* _Directions_
Repeat the records below exactly.

* _Raw records_
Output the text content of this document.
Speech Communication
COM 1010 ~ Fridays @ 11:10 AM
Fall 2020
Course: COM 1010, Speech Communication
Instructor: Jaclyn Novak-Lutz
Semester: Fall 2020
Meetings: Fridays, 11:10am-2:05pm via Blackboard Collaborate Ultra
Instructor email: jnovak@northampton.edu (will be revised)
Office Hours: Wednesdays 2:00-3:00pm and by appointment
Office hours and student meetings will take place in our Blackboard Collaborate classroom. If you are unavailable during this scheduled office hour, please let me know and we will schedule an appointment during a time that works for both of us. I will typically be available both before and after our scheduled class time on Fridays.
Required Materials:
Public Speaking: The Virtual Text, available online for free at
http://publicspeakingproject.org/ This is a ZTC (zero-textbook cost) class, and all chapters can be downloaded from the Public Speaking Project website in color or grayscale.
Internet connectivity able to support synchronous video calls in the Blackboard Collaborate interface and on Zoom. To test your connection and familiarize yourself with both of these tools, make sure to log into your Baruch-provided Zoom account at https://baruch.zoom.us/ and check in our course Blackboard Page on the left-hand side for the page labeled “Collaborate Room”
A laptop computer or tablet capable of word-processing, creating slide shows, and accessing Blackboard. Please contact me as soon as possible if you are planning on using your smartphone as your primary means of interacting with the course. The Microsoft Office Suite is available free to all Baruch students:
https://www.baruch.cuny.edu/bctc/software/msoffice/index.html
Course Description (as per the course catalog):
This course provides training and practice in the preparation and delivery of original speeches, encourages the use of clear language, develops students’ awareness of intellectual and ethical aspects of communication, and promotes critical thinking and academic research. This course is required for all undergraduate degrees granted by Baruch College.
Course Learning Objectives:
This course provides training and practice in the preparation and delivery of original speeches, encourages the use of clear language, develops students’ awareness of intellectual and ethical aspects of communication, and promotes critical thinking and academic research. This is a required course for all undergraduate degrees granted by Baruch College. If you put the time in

* _Exercise result_
Output the text content of this document.
Speech Communication
COM 1010 ~ Fridays @ 11:10 AM
Fall 2020
Course: COM 1010, Speech Communication
Instructor: Jaclyn Novak-Lutz
Semester: Fall 2020
Meetings: Fridays, 11:10am-2:05pm via Blackboard Collaborate Ultra
Instructor email: jnovak@northampton.edu (will be revised)
Office Hours: Wednesdays 2:00-3:00pm and by appointment
Office hours and student meetings will take place in our Blackboard Collaborate classroom. If you are unavailable during this scheduled office hour, please let me know and we will schedule an appointment during a time that works for both of us. I will typically be available both before and after our scheduled class time on Fridays.
Required Materials:
Public Speaking: The Virtual Text, available online for free at
http://publicspeakingproject.org/ This is a ZTC (zero-textbook cost) class, and all chapters can be downloaded from the Public Speaking Project website in color or grayscale.
Internet connectivity able to support synchronous video calls in the Blackboard Collaborate interface and on Zoom. To test your connection and familiarize yourself with both of these tools, make sure to log into your Baruch-provided Zoom account at https://baruch.zoom.us/ and check in our course Blackboard Page on the left-hand side for the page labeled “Collaborate Room”
A laptop computer or tablet capable of word-processing, creating slide shows, and accessing Blackboard. Please contact me as soon as possible if you are planning on using your smartphone as your primary means of interacting with the course. The Microsoft Office Suite is available free to all Baruch students:
https://www.baruch.cuny.edu/bctc/software/msoffice/index.html
Course Description (as per the course catalog):
This course provides training and practice in the preparation and delivery of original speeches, encourages the use of clear language, develops students’ awareness of intellectual and ethical aspects of communication, and promotes critical thinking and academic research. This course is required for all undergraduate degrees granted by Baruch College.
Course Learning Objectives:
This course provides training and practice in the preparation and delivery of original speeches, encourages the use of clear language, develops students’ awareness of intellectual and ethical aspects of communication, and promotes critical thinking and academic research. This is a required course for all undergraduate degrees granted by Baruch College. If you put the time in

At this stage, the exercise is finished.